### Information
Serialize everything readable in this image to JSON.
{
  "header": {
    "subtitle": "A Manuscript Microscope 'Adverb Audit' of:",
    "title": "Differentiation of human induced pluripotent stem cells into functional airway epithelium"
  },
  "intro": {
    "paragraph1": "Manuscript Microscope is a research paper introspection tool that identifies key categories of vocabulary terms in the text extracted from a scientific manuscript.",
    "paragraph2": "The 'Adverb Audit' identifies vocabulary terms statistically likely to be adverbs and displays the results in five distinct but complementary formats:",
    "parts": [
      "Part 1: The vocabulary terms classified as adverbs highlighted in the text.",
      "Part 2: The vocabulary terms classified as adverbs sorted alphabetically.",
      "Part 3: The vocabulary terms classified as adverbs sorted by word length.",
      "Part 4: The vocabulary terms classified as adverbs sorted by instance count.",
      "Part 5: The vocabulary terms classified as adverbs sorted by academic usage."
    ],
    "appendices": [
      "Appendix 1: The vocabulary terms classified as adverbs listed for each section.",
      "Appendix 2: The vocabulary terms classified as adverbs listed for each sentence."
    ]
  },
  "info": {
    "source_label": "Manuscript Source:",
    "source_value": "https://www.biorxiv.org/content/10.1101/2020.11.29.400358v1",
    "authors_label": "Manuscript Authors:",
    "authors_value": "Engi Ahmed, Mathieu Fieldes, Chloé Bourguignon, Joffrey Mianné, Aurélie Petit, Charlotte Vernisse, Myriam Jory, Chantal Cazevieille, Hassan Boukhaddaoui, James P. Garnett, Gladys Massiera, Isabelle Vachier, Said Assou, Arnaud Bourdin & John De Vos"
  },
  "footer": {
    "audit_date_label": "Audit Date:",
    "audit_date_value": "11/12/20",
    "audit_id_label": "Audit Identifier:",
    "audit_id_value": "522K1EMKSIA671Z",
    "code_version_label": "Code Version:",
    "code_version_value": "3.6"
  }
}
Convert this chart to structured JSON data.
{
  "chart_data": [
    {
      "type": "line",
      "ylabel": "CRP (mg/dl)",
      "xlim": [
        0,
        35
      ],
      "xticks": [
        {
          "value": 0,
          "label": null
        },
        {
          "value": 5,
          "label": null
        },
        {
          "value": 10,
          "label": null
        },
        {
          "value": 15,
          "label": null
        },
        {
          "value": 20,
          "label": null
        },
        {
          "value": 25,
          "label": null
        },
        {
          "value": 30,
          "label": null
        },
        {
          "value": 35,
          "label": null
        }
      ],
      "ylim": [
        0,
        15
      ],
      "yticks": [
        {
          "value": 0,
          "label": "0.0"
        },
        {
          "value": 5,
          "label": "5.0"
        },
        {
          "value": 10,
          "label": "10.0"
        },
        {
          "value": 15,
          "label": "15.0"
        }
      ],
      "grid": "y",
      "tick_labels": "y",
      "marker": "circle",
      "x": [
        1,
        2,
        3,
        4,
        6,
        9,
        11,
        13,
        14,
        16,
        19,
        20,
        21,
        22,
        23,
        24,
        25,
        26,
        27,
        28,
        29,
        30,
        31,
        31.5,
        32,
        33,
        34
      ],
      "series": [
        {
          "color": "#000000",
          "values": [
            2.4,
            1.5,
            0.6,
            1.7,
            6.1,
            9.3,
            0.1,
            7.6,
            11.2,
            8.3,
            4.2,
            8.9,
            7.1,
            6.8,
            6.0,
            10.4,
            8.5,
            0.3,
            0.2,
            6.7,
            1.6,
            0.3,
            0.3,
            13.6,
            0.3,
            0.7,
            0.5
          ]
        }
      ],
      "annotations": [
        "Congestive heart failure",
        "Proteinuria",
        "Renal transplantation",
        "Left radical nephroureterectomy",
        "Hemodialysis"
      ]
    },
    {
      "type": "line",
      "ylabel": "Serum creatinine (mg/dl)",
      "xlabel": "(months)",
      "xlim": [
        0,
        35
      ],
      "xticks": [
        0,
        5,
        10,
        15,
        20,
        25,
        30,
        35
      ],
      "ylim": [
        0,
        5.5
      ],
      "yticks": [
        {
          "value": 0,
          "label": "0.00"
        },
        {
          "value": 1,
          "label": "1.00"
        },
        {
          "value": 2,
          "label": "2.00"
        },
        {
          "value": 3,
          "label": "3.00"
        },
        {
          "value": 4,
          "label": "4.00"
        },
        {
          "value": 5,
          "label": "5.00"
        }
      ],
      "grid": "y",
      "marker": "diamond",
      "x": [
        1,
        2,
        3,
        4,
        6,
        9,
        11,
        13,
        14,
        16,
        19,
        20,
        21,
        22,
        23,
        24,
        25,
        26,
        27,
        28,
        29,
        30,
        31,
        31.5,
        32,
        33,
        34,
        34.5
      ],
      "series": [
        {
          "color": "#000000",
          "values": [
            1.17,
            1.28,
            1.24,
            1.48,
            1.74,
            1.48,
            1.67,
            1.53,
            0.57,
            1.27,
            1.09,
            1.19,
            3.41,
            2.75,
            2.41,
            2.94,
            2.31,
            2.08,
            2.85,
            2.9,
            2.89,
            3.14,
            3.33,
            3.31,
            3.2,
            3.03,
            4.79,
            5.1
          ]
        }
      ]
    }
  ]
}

### What is needed
Give back every line of the listing where the word "text" shows up.

### Exercise answer
    "paragraph1": "Manuscript Microscope is a research paper introspection tool that identifies key categories of vocabulary terms in the text extracted from a scientific manuscript.",
      "Part 1: The vocabulary terms classified as adverbs highlighted in the text.",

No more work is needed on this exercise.